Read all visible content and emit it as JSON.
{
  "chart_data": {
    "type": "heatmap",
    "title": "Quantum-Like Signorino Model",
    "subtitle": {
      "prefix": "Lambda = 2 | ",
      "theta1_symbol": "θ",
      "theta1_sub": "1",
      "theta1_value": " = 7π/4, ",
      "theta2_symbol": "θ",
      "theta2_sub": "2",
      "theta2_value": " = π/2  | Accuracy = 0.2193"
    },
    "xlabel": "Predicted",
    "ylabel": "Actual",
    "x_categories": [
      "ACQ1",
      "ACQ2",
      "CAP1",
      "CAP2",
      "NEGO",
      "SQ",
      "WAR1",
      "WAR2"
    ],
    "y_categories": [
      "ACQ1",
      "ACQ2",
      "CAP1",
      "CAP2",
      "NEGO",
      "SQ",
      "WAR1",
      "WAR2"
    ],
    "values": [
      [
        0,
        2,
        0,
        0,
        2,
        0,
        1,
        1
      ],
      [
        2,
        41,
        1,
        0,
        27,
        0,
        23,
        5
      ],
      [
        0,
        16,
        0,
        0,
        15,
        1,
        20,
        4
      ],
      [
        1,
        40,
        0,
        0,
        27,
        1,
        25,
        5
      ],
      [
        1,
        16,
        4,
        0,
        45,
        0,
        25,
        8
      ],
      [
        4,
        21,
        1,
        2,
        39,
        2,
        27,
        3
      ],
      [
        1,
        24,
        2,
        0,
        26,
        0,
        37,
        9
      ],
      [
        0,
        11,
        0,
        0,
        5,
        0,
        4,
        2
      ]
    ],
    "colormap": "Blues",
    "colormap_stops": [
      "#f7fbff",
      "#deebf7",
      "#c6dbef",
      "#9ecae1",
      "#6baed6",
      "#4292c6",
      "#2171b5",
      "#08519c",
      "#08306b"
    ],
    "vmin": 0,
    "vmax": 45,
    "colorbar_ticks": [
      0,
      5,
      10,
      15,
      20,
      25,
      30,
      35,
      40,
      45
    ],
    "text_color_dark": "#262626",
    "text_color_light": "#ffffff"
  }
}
━━━
__EXERCISE__: Reproduce every record above exactly as it appears.

__WRITTEN RESPONSE__:
Read all visible content and emit it as JSON.
{
  "chart_data": {
    "type": "heatmap",
    "title": "Quantum-Like Signorino Model",
    "subtitle": {
      "prefix": "Lambda = 2 | ",
      "theta1_symbol": "θ",
      "theta1_sub": "1",
      "theta1_value": " = 7π/4, ",
      "theta2_symbol": "θ",
      "theta2_sub": "2",
      "theta2_value": " = π/2  | Accuracy = 0.2193"
    },
    "xlabel": "Predicted",
    "ylabel": "Actual",
    "x_categories": [
      "ACQ1",
      "ACQ2",
      "CAP1",
      "CAP2",
      "NEGO",
      "SQ",
      "WAR1",
      "WAR2"
    ],
    "y_categories": [
      "ACQ1",
      "ACQ2",
      "CAP1",
      "CAP2",
      "NEGO",
      "SQ",
      "WAR1",
      "WAR2"
    ],
    "values": [
      [
        0,
        2,
        0,
        0,
        2,
        0,
        1,
        1
      ],
      [
        2,
        41,
        1,
        0,
        27,
        0,
        23,
        5
      ],
      [
        0,
        16,
        0,
        0,
        15,
        1,
        20,
        4
      ],
      [
        1,
        40,
        0,
        0,
        27,
        1,
        25,
        5
      ],
      [
        1,
        16,
        4,
        0,
        45,
        0,
        25,
        8
      ],
      [
        4,
        21,
        1,
        2,
        39,
        2,
        27,
        3
      ],
      [
        1,
        24,
        2,
        0,
        26,
        0,
        37,
        9
      ],
      [
        0,
        11,
        0,
        0,
        5,
        0,
        4,
        2
      ]
    ],
    "colormap": "Blues",
    "colormap_stops": [
      "#f7fbff",
      "#deebf7",
      "#c6dbef",
      "#9ecae1",
      "#6baed6",
      "#4292c6",
      "#2171b5",
      "#08519c",
      "#08306b"
    ],
    "vmin": 0,
    "vmax": 45,
    "colorbar_ticks": [
      0,
      5,
      10,
      15,
      20,
      25,
      30,
      35,
      40,
      45
    ],
    "text_color_dark": "#262626",
    "text_color_light": "#ffffff"
  }
}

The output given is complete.